Records from a dataset:
###

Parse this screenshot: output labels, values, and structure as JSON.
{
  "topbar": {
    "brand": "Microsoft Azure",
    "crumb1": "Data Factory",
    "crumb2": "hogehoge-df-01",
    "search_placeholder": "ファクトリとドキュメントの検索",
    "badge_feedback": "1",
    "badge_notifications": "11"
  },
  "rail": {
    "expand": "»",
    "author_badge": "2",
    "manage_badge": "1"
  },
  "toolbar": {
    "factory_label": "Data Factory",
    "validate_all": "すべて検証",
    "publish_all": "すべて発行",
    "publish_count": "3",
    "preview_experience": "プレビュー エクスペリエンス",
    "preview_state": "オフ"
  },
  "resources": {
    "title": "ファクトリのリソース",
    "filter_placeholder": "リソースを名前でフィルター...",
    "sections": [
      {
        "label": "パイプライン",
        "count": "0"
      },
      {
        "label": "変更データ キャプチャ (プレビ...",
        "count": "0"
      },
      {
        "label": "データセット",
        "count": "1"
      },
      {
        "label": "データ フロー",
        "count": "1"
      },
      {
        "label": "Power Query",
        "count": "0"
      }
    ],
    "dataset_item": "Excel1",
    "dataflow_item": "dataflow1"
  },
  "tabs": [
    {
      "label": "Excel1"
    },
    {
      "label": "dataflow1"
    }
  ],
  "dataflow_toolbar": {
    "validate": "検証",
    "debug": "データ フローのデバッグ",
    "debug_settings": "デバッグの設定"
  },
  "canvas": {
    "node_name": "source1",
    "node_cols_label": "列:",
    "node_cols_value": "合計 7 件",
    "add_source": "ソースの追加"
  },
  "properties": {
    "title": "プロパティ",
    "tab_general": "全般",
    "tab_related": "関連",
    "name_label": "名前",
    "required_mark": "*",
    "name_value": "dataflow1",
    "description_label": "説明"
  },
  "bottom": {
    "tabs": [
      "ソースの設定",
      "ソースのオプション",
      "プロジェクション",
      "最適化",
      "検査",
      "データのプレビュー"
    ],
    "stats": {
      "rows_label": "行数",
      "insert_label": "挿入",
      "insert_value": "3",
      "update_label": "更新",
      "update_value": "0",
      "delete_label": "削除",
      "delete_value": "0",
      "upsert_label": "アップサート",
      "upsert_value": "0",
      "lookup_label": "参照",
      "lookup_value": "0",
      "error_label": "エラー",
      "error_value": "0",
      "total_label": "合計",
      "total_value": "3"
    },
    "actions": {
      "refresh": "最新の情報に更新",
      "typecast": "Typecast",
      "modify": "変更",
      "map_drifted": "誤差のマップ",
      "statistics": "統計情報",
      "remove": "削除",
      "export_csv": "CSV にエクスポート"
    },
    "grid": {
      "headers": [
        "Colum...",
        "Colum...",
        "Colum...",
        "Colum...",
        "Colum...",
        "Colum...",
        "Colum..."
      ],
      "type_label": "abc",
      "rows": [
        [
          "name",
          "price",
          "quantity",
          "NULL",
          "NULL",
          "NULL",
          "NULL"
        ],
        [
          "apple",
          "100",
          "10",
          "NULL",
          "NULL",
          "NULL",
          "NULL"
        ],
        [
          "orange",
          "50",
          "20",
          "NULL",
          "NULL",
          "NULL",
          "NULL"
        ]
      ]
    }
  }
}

###

▶ **Instructions to follow**
Return the entries above exactly as they appear.

▶ **Written answer**
Parse this screenshot: output labels, values, and structure as JSON.
{
  "topbar": {
    "brand": "Microsoft Azure",
    "crumb1": "Data Factory",
    "crumb2": "hogehoge-df-01",
    "search_placeholder": "ファクトリとドキュメントの検索",
    "badge_feedback": "1",
    "badge_notifications": "11"
  },
  "rail": {
    "expand": "»",
    "author_badge": "2",
    "manage_badge": "1"
  },
  "toolbar": {
    "factory_label": "Data Factory",
    "validate_all": "すべて検証",
    "publish_all": "すべて発行",
    "publish_count": "3",
    "preview_experience": "プレビュー エクスペリエンス",
    "preview_state": "オフ"
  },
  "resources": {
    "title": "ファクトリのリソース",
    "filter_placeholder": "リソースを名前でフィルター...",
    "sections": [
      {
        "label": "パイプライン",
        "count": "0"
      },
      {
        "label": "変更データ キャプチャ (プレビ...",
        "count": "0"
      },
      {
        "label": "データセット",
        "count": "1"
      },
      {
        "label": "データ フロー",
        "count": "1"
      },
      {
        "label": "Power Query",
        "count": "0"
      }
    ],
    "dataset_item": "Excel1",
    "dataflow_item": "dataflow1"
  },
  "tabs": [
    {
      "label": "Excel1"
    },
    {
      "label": "dataflow1"
    }
  ],
  "dataflow_toolbar": {
    "validate": "検証",
    "debug": "データ フローのデバッグ",
    "debug_settings": "デバッグの設定"
  },
  "canvas": {
    "node_name": "source1",
    "node_cols_label": "列:",
    "node_cols_value": "合計 7 件",
    "add_source": "ソースの追加"
  },
  "properties": {
    "title": "プロパティ",
    "tab_general": "全般",
    "tab_related": "関連",
    "name_label": "名前",
    "required_mark": "*",
    "name_value": "dataflow1",
    "description_label": "説明"
  },
  "bottom": {
    "tabs": [
      "ソースの設定",
      "ソースのオプション",
      "プロジェクション",
      "最適化",
      "検査",
      "データのプレビュー"
    ],
    "stats": {
      "rows_label": "行数",
      "insert_label": "挿入",
      "insert_value": "3",
      "update_label": "更新",
      "update_value": "0",
      "delete_label": "削除",
      "delete_value": "0",
      "upsert_label": "アップサート",
      "upsert_value": "0",
      "lookup_label": "参照",
      "lookup_value": "0",
      "error_label": "エラー",
      "error_value": "0",
      "total_label": "合計",
      "total_value": "3"
    },
    "actions": {
      "refresh": "最新の情報に更新",
      "typecast": "Typecast",
      "modify": "変更",
      "map_drifted": "誤差のマップ",
      "statistics": "統計情報",
      "remove": "削除",
      "export_csv": "CSV にエクスポート"
    },
    "grid": {
      "headers": [
        "Colum...",
        "Colum...",
        "Colum...",
        "Colum...",
        "Colum...",
        "Colum...",
        "Colum..."
      ],
      "type_label": "abc",
      "rows": [
        [
          "name",
          "price",
          "quantity",
          "NULL",
          "NULL",
          "NULL",
          "NULL"
        ],
        [
          "apple",
          "100",
          "10",
          "NULL",
          "NULL",
          "NULL",
          "NULL"
        ],
        [
          "orange",
          "50",
          "20",
          "NULL",
          "NULL",
          "NULL",
          "NULL"
        ]
      ]
    }
  }
}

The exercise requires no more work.